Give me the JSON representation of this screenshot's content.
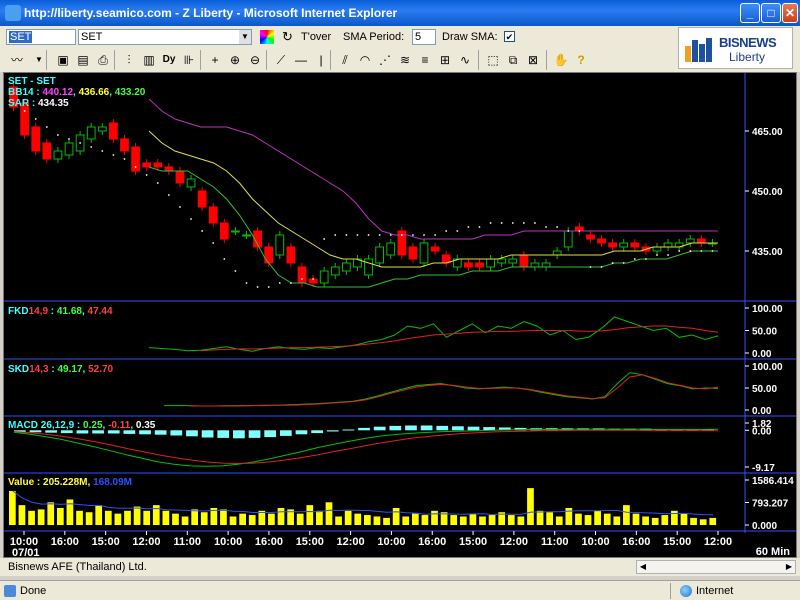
{
  "window": {
    "title": "http://liberty.seamico.com - Z Liberty - Microsoft Internet Explorer",
    "minimize": "_",
    "maximize": "□",
    "close": "✕"
  },
  "toolbar": {
    "symbol_input": "SET",
    "symbol_select": "SET",
    "tover_label": "T'over",
    "sma_period_label": "SMA Period:",
    "sma_period_value": "5",
    "draw_sma_label": "Draw SMA:",
    "draw_sma_checked": true,
    "icons": [
      "line-tool-icon",
      "dropdown-icon",
      "save-icon",
      "open-icon",
      "print-icon",
      "candle-icon",
      "bar-chart-icon",
      "date-icon",
      "crosshair-icon",
      "zoom-in-icon",
      "zoom-out-icon",
      "trendline-icon",
      "horizontal-line-icon",
      "vertical-line-icon",
      "parallel-lines-icon",
      "arc-icon",
      "fan-icon",
      "fibonacci-icon",
      "gann-icon",
      "cycle-icon",
      "select-icon",
      "copy-icon",
      "hand-icon",
      "help-icon"
    ]
  },
  "logo": {
    "brand": "BISNEWS",
    "sub": "Liberty"
  },
  "chart_data": [
    {
      "type": "line",
      "panel": "price",
      "labels": [
        "SET - SET",
        "BB14 : ",
        "SAR : "
      ],
      "legend": {
        "title": "SET - SET",
        "bb_label": "BB14 : ",
        "bb_values": [
          "440.12",
          "436.66",
          "433.20"
        ],
        "sar_label": "SAR : ",
        "sar_value": "434.35"
      },
      "y_ticks": [
        "465.00",
        "450.00",
        "435.00"
      ],
      "ylim": [
        424,
        478
      ],
      "candles": [
        {
          "o": 476,
          "c": 471
        },
        {
          "o": 472,
          "c": 464
        },
        {
          "o": 466,
          "c": 460
        },
        {
          "o": 462,
          "c": 458
        },
        {
          "o": 458,
          "c": 460
        },
        {
          "o": 459,
          "c": 462
        },
        {
          "o": 460,
          "c": 464
        },
        {
          "o": 463,
          "c": 466
        },
        {
          "o": 465,
          "c": 466
        },
        {
          "o": 467,
          "c": 463
        },
        {
          "o": 463,
          "c": 460
        },
        {
          "o": 461,
          "c": 455
        },
        {
          "o": 457,
          "c": 456
        },
        {
          "o": 457,
          "c": 456
        },
        {
          "o": 456,
          "c": 455
        },
        {
          "o": 455,
          "c": 452
        },
        {
          "o": 451,
          "c": 453
        },
        {
          "o": 450,
          "c": 446
        },
        {
          "o": 446,
          "c": 442
        },
        {
          "o": 442,
          "c": 438
        },
        {
          "o": 440,
          "c": 440
        },
        {
          "o": 439,
          "c": 439
        },
        {
          "o": 440,
          "c": 436
        },
        {
          "o": 436,
          "c": 432
        },
        {
          "o": 434,
          "c": 439
        },
        {
          "o": 436,
          "c": 432
        },
        {
          "o": 431,
          "c": 427
        },
        {
          "o": 428,
          "c": 427
        },
        {
          "o": 427,
          "c": 430
        },
        {
          "o": 429,
          "c": 431
        },
        {
          "o": 430,
          "c": 432
        },
        {
          "o": 431,
          "c": 433
        },
        {
          "o": 429,
          "c": 433
        },
        {
          "o": 432,
          "c": 436
        },
        {
          "o": 434,
          "c": 437
        },
        {
          "o": 440,
          "c": 434
        },
        {
          "o": 436,
          "c": 433
        },
        {
          "o": 432,
          "c": 437
        },
        {
          "o": 436,
          "c": 435
        },
        {
          "o": 434,
          "c": 432
        },
        {
          "o": 431,
          "c": 433
        },
        {
          "o": 432,
          "c": 431
        },
        {
          "o": 432,
          "c": 431
        },
        {
          "o": 431,
          "c": 433
        },
        {
          "o": 432,
          "c": 433
        },
        {
          "o": 432,
          "c": 433
        },
        {
          "o": 434,
          "c": 431
        },
        {
          "o": 431,
          "c": 432
        },
        {
          "o": 431,
          "c": 432
        },
        {
          "o": 434,
          "c": 435
        },
        {
          "o": 436,
          "c": 440
        },
        {
          "o": 441,
          "c": 440
        },
        {
          "o": 439,
          "c": 438
        },
        {
          "o": 438,
          "c": 437
        },
        {
          "o": 437,
          "c": 436
        },
        {
          "o": 436,
          "c": 437
        },
        {
          "o": 437,
          "c": 436
        },
        {
          "o": 436,
          "c": 435
        },
        {
          "o": 435,
          "c": 436
        },
        {
          "o": 436,
          "c": 437
        },
        {
          "o": 436,
          "c": 437
        },
        {
          "o": 437,
          "c": 438
        },
        {
          "o": 438,
          "c": 437
        },
        {
          "o": 437,
          "c": 437
        }
      ],
      "bb_upper": [
        null,
        null,
        null,
        null,
        null,
        null,
        null,
        null,
        null,
        null,
        null,
        null,
        null,
        null,
        null,
        null,
        null,
        null,
        null,
        null,
        null,
        null,
        null,
        null,
        null,
        null,
        null,
        null,
        null,
        null,
        null,
        null,
        null,
        null,
        null,
        null,
        null,
        null,
        null,
        null,
        null,
        null,
        null,
        null,
        null,
        null,
        null,
        null,
        null,
        null,
        null,
        null,
        null,
        null,
        null,
        null,
        null,
        null,
        null,
        null,
        null,
        null,
        null,
        null
      ],
      "bb_upper_series": [
        473,
        470,
        468,
        467,
        466,
        466,
        466,
        465,
        464,
        462,
        460,
        458,
        456,
        454,
        452,
        450,
        447,
        443,
        440,
        439,
        439,
        438,
        438,
        438,
        438,
        438,
        439,
        439,
        439,
        440,
        440,
        440,
        440,
        440,
        440,
        440,
        440,
        440,
        440,
        440,
        440,
        440,
        440,
        440,
        440
      ],
      "bb_mid_series": [
        465,
        462,
        460,
        459,
        458,
        457,
        455,
        452,
        448,
        445,
        442,
        440,
        438,
        436,
        434,
        433,
        433,
        432,
        431,
        431,
        431,
        431,
        432,
        432,
        433,
        433,
        433,
        433,
        434,
        434,
        434,
        434,
        434,
        434,
        434,
        434,
        435,
        435,
        435,
        436,
        436,
        436,
        437,
        437,
        437
      ],
      "bb_lower_series": [
        456,
        455,
        455,
        455,
        453,
        451,
        448,
        444,
        439,
        433,
        429,
        427,
        427,
        426,
        426,
        426,
        426,
        426,
        427,
        428,
        428,
        429,
        429,
        429,
        429,
        430,
        430,
        430,
        431,
        431,
        431,
        431,
        431,
        431,
        431,
        431,
        432,
        432,
        433,
        433,
        433,
        434,
        435,
        435,
        435
      ],
      "sar_series": [
        472,
        470,
        468,
        466,
        464,
        463,
        462,
        461,
        460,
        459,
        458,
        456,
        454,
        452,
        449,
        446,
        443,
        440,
        437,
        433,
        430,
        427,
        426,
        426,
        427,
        427,
        428,
        428,
        438,
        439,
        439,
        439,
        439,
        439,
        439,
        439,
        439,
        439,
        439,
        440,
        440,
        441,
        441,
        442,
        442,
        442,
        442,
        442,
        441,
        441,
        440,
        440,
        431,
        431,
        432,
        432,
        433,
        433,
        434,
        434,
        435,
        435,
        435,
        435
      ]
    },
    {
      "type": "line",
      "panel": "FKD",
      "legend": {
        "name": "FKD",
        "params": "14,9",
        "sep": " : ",
        "v1": "41.68",
        "v2": "47.44"
      },
      "y_ticks": [
        "100.00",
        "50.00",
        "0.00"
      ],
      "ylim": [
        0,
        100
      ],
      "series": [
        {
          "name": "41.68",
          "color": "#00c000",
          "values": [
            12,
            10,
            8,
            5,
            6,
            10,
            14,
            8,
            4,
            10,
            14,
            10,
            8,
            12,
            10,
            14,
            18,
            25,
            30,
            40,
            60,
            55,
            65,
            35,
            50,
            65,
            45,
            60,
            55,
            70,
            60,
            40,
            50,
            30,
            35,
            55,
            80,
            70,
            60,
            50,
            55,
            35,
            40,
            30,
            38
          ]
        },
        {
          "name": "47.44",
          "color": "#e02020",
          "values": [
            null,
            null,
            null,
            null,
            5,
            7,
            8,
            9,
            9,
            10,
            11,
            12,
            12,
            13,
            14,
            15,
            17,
            20,
            23,
            27,
            32,
            36,
            40,
            42,
            44,
            46,
            47,
            48,
            48,
            49,
            50,
            50,
            50,
            49,
            48,
            49,
            52,
            56,
            58,
            60,
            60,
            57,
            55,
            50,
            46
          ]
        }
      ]
    },
    {
      "type": "line",
      "panel": "SKD",
      "legend": {
        "name": "SKD",
        "params": "14,3",
        "sep": " : ",
        "v1": "49.17",
        "v2": "52.70"
      },
      "y_ticks": [
        "100.00",
        "50.00",
        "0.00"
      ],
      "ylim": [
        0,
        100
      ],
      "series": [
        {
          "name": "49.17",
          "color": "#00c000",
          "values": [
            10,
            10,
            10,
            9,
            9,
            10,
            10,
            10,
            11,
            11,
            12,
            13,
            14,
            16,
            18,
            20,
            25,
            32,
            40,
            48,
            55,
            58,
            60,
            55,
            50,
            48,
            50,
            52,
            50,
            46,
            40,
            35,
            30,
            28,
            25,
            30,
            60,
            85,
            80,
            70,
            60,
            55,
            48,
            50,
            49
          ]
        },
        {
          "name": "52.70",
          "color": "#e02020",
          "values": [
            null,
            null,
            9,
            9,
            9,
            9,
            9,
            10,
            10,
            11,
            11,
            12,
            13,
            15,
            17,
            19,
            23,
            30,
            38,
            45,
            52,
            56,
            58,
            56,
            52,
            49,
            49,
            50,
            50,
            47,
            42,
            37,
            32,
            29,
            26,
            28,
            50,
            75,
            80,
            72,
            62,
            56,
            50,
            48,
            52
          ]
        }
      ]
    },
    {
      "type": "bar",
      "panel": "MACD",
      "legend": {
        "name": "MACD",
        "params": " 26,12,9",
        "sep": " : ",
        "v1": "0.25",
        "v2": "-0.11",
        "v3": "0.35"
      },
      "y_ticks": [
        "1.82",
        "0.00",
        "-9.17"
      ],
      "ylim": [
        -9.17,
        1.82
      ],
      "histogram": [
        -0.4,
        -0.5,
        -0.6,
        -0.7,
        -0.8,
        -0.8,
        -0.8,
        -0.9,
        -1.0,
        -1.1,
        -1.3,
        -1.5,
        -1.8,
        -1.9,
        -2.0,
        -1.9,
        -1.7,
        -1.4,
        -1.0,
        -0.7,
        -0.3,
        0.2,
        0.6,
        0.9,
        1.1,
        1.2,
        1.2,
        1.1,
        1.0,
        0.9,
        0.8,
        0.7,
        0.6,
        0.5,
        0.5,
        0.5,
        0.5,
        0.5,
        0.4,
        0.4,
        0.4,
        0.3,
        0.3,
        0.3,
        0.3
      ],
      "series": [
        {
          "name": "0.25",
          "color": "#00c000",
          "values": [
            -0.5,
            -1.0,
            -1.6,
            -2.3,
            -3.2,
            -4.1,
            -5.1,
            -6.1,
            -7.0,
            -7.9,
            -8.5,
            -8.9,
            -9.0,
            -8.9,
            -8.5,
            -7.9,
            -7.1,
            -6.2,
            -5.3,
            -4.3,
            -3.5,
            -2.7,
            -2.0,
            -1.4,
            -1.0,
            -0.7,
            -0.5,
            -0.3,
            -0.2,
            -0.1,
            0.0,
            0.1,
            0.2,
            0.2,
            0.2,
            0.3,
            0.3,
            0.3,
            0.3,
            0.3,
            0.2,
            0.2,
            0.2,
            0.2,
            0.25
          ]
        },
        {
          "name": "-0.11",
          "color": "#e02020",
          "values": [
            -0.3,
            -0.6,
            -1.0,
            -1.5,
            -2.1,
            -2.8,
            -3.6,
            -4.5,
            -5.3,
            -6.1,
            -6.8,
            -7.4,
            -7.9,
            -8.2,
            -8.3,
            -8.2,
            -7.9,
            -7.4,
            -6.8,
            -6.1,
            -5.3,
            -4.6,
            -3.8,
            -3.1,
            -2.5,
            -1.9,
            -1.5,
            -1.1,
            -0.8,
            -0.6,
            -0.4,
            -0.3,
            -0.2,
            -0.1,
            -0.1,
            0.0,
            0.0,
            0.0,
            0.0,
            0.0,
            -0.1,
            -0.1,
            -0.1,
            -0.1,
            -0.11
          ]
        }
      ]
    },
    {
      "type": "bar",
      "panel": "Value",
      "legend": {
        "name": "Value",
        "sep": " : ",
        "v1": "205.228M",
        "v2": "168.09M"
      },
      "y_ticks": [
        "1586.414",
        "793.207",
        "0.000"
      ],
      "ylim": [
        0,
        1586.414
      ],
      "values": [
        1200,
        700,
        500,
        550,
        800,
        600,
        900,
        500,
        450,
        700,
        500,
        400,
        500,
        650,
        500,
        700,
        500,
        400,
        300,
        550,
        450,
        600,
        550,
        300,
        400,
        350,
        500,
        400,
        600,
        550,
        400,
        700,
        500,
        800,
        300,
        500,
        400,
        350,
        300,
        250,
        600,
        300,
        400,
        350,
        500,
        450,
        350,
        300,
        400,
        300,
        350,
        450,
        350,
        300,
        1300,
        500,
        450,
        300,
        600,
        400,
        350,
        500,
        400,
        300,
        700,
        400,
        300,
        250,
        350,
        500,
        400,
        250,
        200,
        250
      ],
      "series": [
        {
          "name": "168.09M",
          "color": "#3050ff"
        }
      ]
    }
  ],
  "x_axis": {
    "ticks": [
      "10:00",
      "16:00",
      "15:00",
      "12:00",
      "11:00",
      "10:00",
      "16:00",
      "15:00",
      "12:00",
      "10:00",
      "16:00",
      "15:00",
      "12:00",
      "11:00",
      "10:00",
      "16:00",
      "15:00",
      "12:00"
    ],
    "date_label": "07/01",
    "interval_label": "60 Min"
  },
  "footer": {
    "text": "Bisnews AFE (Thailand) Ltd."
  },
  "status": {
    "left": "Done",
    "zone": "Internet"
  },
  "colors": {
    "bb_upper": "#c030c0",
    "bb_mid": "#e0e040",
    "bb_lower": "#30c030",
    "sar": "#ffffff",
    "up_candle": "#00c000",
    "down_candle": "#ff0000",
    "label_cyan": "#40ffff",
    "label_magenta": "#ff40ff",
    "label_yellow": "#ffff40",
    "label_green": "#40ff40",
    "label_red": "#ff4040",
    "label_blue": "#3050ff",
    "volume_bar": "#ffff00",
    "macd_hist": "#80ffff"
  }
}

━━━━━━

GOAL OF THE EXERCISE:
Count the lines in the records above that contain the word "Liberty", and give only that number.

OUTPUT BELOW:
2